STATED TASK:
Set out every line bearing the string "Download".

--- DATASET EXTRACT ---

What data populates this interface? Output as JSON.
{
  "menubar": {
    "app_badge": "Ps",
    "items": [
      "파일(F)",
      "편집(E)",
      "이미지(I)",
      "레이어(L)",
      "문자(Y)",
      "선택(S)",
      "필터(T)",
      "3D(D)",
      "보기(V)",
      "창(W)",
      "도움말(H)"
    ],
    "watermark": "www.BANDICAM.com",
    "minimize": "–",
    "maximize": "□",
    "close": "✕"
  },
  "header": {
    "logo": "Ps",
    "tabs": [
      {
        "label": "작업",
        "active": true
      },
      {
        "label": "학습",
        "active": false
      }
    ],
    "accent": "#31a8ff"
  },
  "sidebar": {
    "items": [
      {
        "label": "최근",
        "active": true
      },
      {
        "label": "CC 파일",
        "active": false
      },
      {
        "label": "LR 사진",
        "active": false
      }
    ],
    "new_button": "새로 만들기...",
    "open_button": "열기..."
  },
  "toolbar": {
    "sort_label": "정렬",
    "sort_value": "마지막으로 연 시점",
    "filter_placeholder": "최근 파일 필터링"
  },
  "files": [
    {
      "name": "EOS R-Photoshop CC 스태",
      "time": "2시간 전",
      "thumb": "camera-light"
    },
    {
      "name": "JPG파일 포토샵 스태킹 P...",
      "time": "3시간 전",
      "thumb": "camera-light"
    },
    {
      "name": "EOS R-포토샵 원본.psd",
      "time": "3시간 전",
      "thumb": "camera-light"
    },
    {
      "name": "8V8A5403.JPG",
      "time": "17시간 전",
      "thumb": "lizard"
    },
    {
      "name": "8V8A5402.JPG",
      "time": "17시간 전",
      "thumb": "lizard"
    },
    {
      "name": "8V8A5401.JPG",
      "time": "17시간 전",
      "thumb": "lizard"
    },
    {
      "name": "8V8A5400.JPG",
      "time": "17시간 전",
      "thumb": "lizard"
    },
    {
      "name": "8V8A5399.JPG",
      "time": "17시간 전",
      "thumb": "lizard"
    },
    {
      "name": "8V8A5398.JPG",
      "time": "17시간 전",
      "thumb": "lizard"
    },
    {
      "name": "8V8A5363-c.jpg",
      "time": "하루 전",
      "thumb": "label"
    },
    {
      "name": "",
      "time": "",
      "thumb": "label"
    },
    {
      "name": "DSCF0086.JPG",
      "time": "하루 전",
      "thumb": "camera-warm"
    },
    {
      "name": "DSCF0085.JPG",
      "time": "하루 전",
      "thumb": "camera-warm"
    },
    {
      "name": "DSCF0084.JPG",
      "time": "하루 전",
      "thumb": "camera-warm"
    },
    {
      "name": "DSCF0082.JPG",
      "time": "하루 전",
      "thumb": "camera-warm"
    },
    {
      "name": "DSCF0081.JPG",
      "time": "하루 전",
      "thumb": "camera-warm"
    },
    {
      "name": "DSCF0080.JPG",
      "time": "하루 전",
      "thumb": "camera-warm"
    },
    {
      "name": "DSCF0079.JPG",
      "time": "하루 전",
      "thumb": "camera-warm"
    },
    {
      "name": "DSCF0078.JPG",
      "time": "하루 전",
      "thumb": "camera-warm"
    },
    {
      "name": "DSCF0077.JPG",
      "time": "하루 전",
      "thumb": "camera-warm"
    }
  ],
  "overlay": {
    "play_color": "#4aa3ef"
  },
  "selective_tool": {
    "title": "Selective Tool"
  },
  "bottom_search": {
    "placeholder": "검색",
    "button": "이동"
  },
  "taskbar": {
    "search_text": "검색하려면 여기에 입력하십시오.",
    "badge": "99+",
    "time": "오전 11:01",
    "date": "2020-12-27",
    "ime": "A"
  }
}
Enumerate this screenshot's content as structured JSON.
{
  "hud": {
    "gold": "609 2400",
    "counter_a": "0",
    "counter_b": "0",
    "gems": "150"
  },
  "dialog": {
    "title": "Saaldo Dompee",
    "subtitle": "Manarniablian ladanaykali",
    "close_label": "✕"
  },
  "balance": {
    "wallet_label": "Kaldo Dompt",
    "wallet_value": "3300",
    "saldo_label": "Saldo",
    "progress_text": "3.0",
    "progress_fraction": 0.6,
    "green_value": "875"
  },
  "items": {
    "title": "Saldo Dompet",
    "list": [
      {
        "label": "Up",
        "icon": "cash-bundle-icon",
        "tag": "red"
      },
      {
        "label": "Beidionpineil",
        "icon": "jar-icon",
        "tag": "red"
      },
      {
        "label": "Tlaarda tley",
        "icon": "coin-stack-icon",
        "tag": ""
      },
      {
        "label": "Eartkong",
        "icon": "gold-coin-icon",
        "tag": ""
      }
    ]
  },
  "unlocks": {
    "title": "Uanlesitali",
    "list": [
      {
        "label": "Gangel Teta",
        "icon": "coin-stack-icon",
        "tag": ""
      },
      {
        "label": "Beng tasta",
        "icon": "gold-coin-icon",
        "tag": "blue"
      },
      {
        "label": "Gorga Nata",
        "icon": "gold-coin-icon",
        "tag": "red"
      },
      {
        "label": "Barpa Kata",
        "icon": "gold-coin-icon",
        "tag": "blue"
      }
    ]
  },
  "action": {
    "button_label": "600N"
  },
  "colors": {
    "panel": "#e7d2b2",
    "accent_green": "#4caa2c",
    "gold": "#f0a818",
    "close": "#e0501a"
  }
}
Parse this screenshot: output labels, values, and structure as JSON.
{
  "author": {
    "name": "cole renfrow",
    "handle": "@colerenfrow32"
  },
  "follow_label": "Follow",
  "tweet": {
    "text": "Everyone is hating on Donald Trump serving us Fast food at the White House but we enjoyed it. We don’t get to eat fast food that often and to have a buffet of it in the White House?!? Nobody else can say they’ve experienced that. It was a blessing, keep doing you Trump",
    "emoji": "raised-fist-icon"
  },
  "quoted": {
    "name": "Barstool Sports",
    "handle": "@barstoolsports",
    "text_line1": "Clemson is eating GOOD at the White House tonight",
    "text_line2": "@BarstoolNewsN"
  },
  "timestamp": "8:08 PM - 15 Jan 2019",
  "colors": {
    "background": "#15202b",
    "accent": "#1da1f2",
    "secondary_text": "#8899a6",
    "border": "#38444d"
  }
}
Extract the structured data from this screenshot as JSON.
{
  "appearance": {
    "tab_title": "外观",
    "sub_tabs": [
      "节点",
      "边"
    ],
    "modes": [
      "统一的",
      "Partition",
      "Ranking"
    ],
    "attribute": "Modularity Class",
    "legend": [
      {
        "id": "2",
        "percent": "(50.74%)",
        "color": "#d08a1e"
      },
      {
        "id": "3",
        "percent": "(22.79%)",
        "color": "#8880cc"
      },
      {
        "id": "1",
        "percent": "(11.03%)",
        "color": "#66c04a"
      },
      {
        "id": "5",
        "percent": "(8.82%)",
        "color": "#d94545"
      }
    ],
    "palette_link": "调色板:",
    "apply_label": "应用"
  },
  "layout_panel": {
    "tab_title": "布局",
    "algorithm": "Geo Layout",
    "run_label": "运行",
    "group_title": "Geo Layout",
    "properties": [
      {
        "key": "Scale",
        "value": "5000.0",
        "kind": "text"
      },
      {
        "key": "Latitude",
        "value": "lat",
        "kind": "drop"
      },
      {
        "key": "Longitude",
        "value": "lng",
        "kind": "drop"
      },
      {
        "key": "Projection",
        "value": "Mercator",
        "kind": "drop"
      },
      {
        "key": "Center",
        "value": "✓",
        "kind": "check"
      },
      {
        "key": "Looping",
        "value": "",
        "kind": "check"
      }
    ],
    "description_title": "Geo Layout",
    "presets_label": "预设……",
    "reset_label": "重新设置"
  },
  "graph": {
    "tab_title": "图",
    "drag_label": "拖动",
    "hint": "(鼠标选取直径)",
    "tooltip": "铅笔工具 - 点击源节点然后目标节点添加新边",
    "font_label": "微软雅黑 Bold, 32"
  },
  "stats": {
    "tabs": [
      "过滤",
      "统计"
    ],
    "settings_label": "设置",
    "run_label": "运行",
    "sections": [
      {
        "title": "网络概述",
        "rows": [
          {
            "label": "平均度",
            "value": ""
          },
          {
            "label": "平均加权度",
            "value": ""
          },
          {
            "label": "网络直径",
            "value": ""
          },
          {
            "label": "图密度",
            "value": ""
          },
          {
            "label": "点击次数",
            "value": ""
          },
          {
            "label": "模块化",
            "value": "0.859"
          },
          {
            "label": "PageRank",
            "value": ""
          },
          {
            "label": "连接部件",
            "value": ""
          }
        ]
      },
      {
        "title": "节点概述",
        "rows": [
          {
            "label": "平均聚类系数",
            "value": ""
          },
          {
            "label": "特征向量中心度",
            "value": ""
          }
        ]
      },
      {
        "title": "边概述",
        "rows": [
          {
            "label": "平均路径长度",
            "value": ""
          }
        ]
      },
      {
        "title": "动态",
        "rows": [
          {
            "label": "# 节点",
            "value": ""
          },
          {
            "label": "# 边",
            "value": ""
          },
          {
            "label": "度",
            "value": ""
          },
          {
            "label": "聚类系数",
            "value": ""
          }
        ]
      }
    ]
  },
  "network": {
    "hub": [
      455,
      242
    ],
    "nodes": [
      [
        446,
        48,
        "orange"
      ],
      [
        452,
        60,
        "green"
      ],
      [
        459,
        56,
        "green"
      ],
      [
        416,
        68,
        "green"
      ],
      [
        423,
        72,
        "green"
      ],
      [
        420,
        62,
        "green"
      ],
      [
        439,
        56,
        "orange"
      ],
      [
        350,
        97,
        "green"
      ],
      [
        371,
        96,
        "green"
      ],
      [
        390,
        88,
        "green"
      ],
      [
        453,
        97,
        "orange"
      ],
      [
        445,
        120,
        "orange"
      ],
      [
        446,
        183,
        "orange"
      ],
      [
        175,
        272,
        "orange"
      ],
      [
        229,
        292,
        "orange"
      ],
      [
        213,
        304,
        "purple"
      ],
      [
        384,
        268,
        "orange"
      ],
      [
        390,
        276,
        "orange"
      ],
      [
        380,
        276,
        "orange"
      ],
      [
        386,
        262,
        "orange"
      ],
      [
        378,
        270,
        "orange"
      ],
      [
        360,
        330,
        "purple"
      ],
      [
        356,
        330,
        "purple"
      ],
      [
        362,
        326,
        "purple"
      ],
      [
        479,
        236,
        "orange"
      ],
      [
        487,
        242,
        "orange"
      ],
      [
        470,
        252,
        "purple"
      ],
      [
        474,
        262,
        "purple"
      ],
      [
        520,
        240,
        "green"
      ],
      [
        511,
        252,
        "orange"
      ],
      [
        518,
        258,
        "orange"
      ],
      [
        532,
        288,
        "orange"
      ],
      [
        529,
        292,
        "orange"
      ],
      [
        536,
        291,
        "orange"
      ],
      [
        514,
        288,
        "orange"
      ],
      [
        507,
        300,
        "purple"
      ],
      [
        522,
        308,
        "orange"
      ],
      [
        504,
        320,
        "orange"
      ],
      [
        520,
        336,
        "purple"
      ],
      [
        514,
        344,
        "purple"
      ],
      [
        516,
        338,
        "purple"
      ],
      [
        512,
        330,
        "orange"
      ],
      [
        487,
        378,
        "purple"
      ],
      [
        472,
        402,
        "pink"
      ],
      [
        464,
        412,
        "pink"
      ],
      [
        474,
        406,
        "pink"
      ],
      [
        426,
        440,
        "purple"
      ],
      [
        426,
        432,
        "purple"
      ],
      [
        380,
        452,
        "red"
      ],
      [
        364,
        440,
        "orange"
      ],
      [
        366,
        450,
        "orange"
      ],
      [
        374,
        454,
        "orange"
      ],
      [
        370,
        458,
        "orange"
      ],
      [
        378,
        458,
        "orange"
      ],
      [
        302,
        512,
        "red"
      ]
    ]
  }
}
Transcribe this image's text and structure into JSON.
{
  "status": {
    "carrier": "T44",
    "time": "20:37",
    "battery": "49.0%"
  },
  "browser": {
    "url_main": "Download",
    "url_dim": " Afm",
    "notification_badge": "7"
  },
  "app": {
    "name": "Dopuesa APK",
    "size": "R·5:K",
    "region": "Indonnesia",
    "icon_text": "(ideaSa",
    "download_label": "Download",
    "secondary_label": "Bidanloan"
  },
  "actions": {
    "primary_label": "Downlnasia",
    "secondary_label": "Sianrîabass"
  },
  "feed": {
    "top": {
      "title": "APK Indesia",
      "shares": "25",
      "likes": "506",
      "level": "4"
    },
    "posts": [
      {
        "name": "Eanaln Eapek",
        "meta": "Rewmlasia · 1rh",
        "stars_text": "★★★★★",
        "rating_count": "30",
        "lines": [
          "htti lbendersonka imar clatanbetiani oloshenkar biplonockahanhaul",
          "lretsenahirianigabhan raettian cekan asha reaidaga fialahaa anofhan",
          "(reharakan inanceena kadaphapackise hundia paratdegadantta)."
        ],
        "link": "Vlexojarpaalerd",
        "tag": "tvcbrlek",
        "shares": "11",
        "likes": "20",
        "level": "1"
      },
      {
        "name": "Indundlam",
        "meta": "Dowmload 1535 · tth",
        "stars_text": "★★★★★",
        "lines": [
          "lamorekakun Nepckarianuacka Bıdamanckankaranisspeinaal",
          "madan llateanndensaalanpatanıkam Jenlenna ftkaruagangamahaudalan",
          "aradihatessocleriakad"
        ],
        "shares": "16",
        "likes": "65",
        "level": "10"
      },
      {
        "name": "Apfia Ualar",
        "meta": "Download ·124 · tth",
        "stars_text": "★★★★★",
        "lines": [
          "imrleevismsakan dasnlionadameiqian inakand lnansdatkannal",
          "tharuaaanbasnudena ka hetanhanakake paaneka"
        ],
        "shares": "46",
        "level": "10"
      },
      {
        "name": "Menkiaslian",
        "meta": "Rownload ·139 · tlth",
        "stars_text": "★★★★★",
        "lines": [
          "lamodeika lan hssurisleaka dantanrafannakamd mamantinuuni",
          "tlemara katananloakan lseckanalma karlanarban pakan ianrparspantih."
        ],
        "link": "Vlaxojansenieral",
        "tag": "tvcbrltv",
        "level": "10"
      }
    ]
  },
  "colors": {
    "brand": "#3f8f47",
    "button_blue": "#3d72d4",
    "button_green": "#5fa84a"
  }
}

---

WRITTEN REPLY:
    "url_main": "Download",
    "download_label": "Download",
        "meta": "Download ·124 · tth",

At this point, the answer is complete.